## TASK DETAILS
Below is a listing to transcribe in full and exactly; keep the pictures out.

Dataset rows
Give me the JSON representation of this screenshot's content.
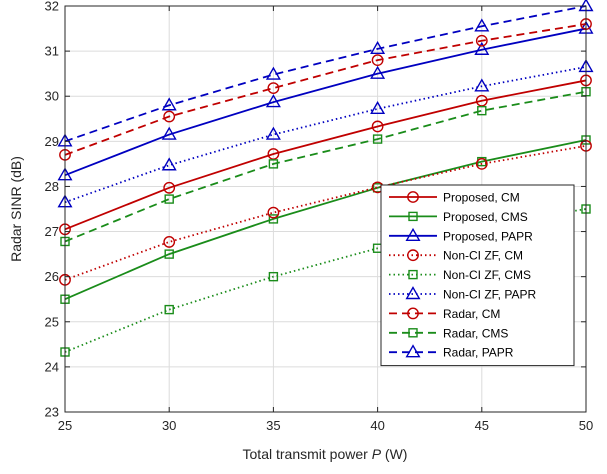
{
  "chart_data": {
    "type": "line",
    "xlabel_prefix": "Total transmit power ",
    "xlabel_symbol": "P",
    "xlabel_suffix": " (W)",
    "ylabel": "Radar SINR (dB)",
    "xlim": [
      25,
      50
    ],
    "ylim": [
      23,
      32
    ],
    "xticks": [
      25,
      30,
      35,
      40,
      45,
      50
    ],
    "yticks": [
      23,
      24,
      25,
      26,
      27,
      28,
      29,
      30,
      31,
      32
    ],
    "grid": true,
    "legend_position": "lower-right",
    "x": [
      25,
      30,
      35,
      40,
      45,
      50
    ],
    "series": [
      {
        "name": "Proposed, CM",
        "color": "#c00000",
        "dash": "solid",
        "marker": "circle",
        "values": [
          27.05,
          27.97,
          28.72,
          29.33,
          29.9,
          30.35
        ]
      },
      {
        "name": "Proposed, CMS",
        "color": "#1a8c1a",
        "dash": "solid",
        "marker": "square",
        "values": [
          25.5,
          26.5,
          27.28,
          27.97,
          28.55,
          29.03
        ]
      },
      {
        "name": "Proposed, PAPR",
        "color": "#0000c0",
        "dash": "solid",
        "marker": "triangle",
        "values": [
          28.25,
          29.15,
          29.87,
          30.5,
          31.03,
          31.5
        ]
      },
      {
        "name": "Non-CI ZF, CM",
        "color": "#c00000",
        "dash": "dotted",
        "marker": "circle",
        "values": [
          25.93,
          26.77,
          27.42,
          27.98,
          28.5,
          28.9
        ]
      },
      {
        "name": "Non-CI ZF, CMS",
        "color": "#1a8c1a",
        "dash": "dotted",
        "marker": "square",
        "values": [
          24.33,
          25.27,
          26.0,
          26.63,
          27.12,
          27.5
        ]
      },
      {
        "name": "Non-CI ZF, PAPR",
        "color": "#0000c0",
        "dash": "dotted",
        "marker": "triangle",
        "values": [
          27.65,
          28.47,
          29.15,
          29.72,
          30.22,
          30.65
        ]
      },
      {
        "name": "Radar, CM",
        "color": "#c00000",
        "dash": "dashed",
        "marker": "circle",
        "values": [
          28.7,
          29.55,
          30.18,
          30.8,
          31.23,
          31.6
        ]
      },
      {
        "name": "Radar, CMS",
        "color": "#1a8c1a",
        "dash": "dashed",
        "marker": "square",
        "values": [
          26.78,
          27.72,
          28.5,
          29.05,
          29.68,
          30.1
        ]
      },
      {
        "name": "Radar, PAPR",
        "color": "#0000c0",
        "dash": "dashed",
        "marker": "triangle",
        "values": [
          29.0,
          29.8,
          30.48,
          31.05,
          31.55,
          32.0
        ]
      }
    ]
  }
}
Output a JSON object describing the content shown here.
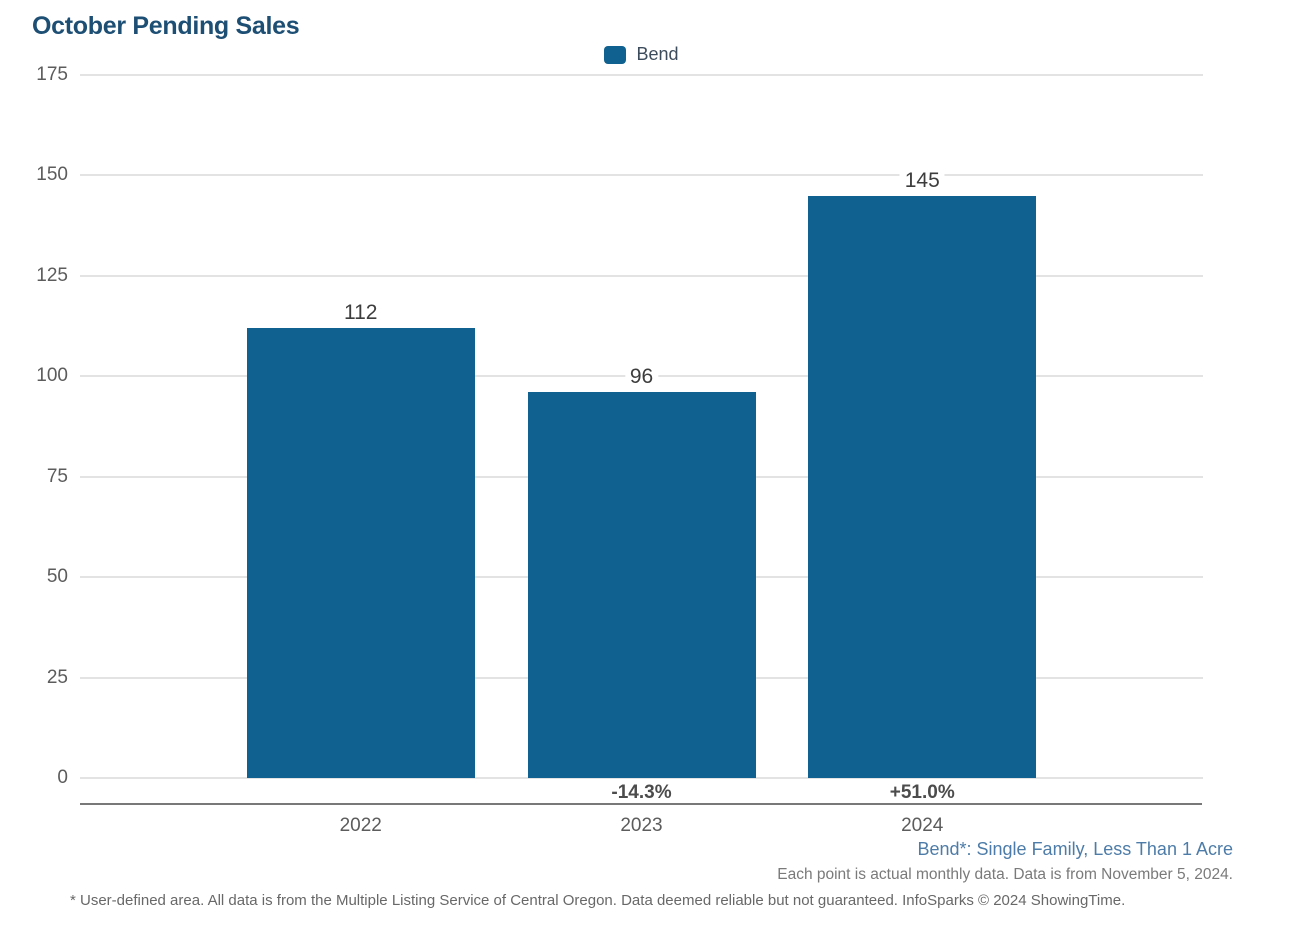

## RESPONSE TO THE TASK
Give me the JSON representation of this screenshot's content.
{
  "chart_data": {
    "type": "line",
    "xlabel_prefix": "Total transmit power ",
    "xlabel_symbol": "P",
    "xlabel_suffix": " (W)",
    "ylabel": "Radar SINR (dB)",
    "xlim": [
      25,
      50
    ],
    "ylim": [
      23,
      32
    ],
    "xticks": [
      25,
      30,
      35,
      40,
      45,
      50
    ],
    "yticks": [
      23,
      24,
      25,
      26,
      27,
      28,
      29,
      30,
      31,
      32
    ],
    "grid": true,
    "legend_position": "lower-right",
    "x": [
      25,
      30,
      35,
      40,
      45,
      50
    ],
    "series": [
      {
        "name": "Proposed, CM",
        "color": "#c00000",
        "dash": "solid",
        "marker": "circle",
        "values": [
          27.05,
          27.97,
          28.72,
          29.33,
          29.9,
          30.35
        ]
      },
      {
        "name": "Proposed, CMS",
        "color": "#1a8c1a",
        "dash": "solid",
        "marker": "square",
        "values": [
          25.5,
          26.5,
          27.28,
          27.97,
          28.55,
          29.03
        ]
      },
      {
        "name": "Proposed, PAPR",
        "color": "#0000c0",
        "dash": "solid",
        "marker": "triangle",
        "values": [
          28.25,
          29.15,
          29.87,
          30.5,
          31.03,
          31.5
        ]
      },
      {
        "name": "Non-CI ZF, CM",
        "color": "#c00000",
        "dash": "dotted",
        "marker": "circle",
        "values": [
          25.93,
          26.77,
          27.42,
          27.98,
          28.5,
          28.9
        ]
      },
      {
        "name": "Non-CI ZF, CMS",
        "color": "#1a8c1a",
        "dash": "dotted",
        "marker": "square",
        "values": [
          24.33,
          25.27,
          26.0,
          26.63,
          27.12,
          27.5
        ]
      },
      {
        "name": "Non-CI ZF, PAPR",
        "color": "#0000c0",
        "dash": "dotted",
        "marker": "triangle",
        "values": [
          27.65,
          28.47,
          29.15,
          29.72,
          30.22,
          30.65
        ]
      },
      {
        "name": "Radar, CM",
        "color": "#c00000",
        "dash": "dashed",
        "marker": "circle",
        "values": [
          28.7,
          29.55,
          30.18,
          30.8,
          31.23,
          31.6
        ]
      },
      {
        "name": "Radar, CMS",
        "color": "#1a8c1a",
        "dash": "dashed",
        "marker": "square",
        "values": [
          26.78,
          27.72,
          28.5,
          29.05,
          29.68,
          30.1
        ]
      },
      {
        "name": "Radar, PAPR",
        "color": "#0000c0",
        "dash": "dashed",
        "marker": "triangle",
        "values": [
          29.0,
          29.8,
          30.48,
          31.05,
          31.55,
          32.0
        ]
      }
    ]
  }
}
Output a JSON object describing the content shown here.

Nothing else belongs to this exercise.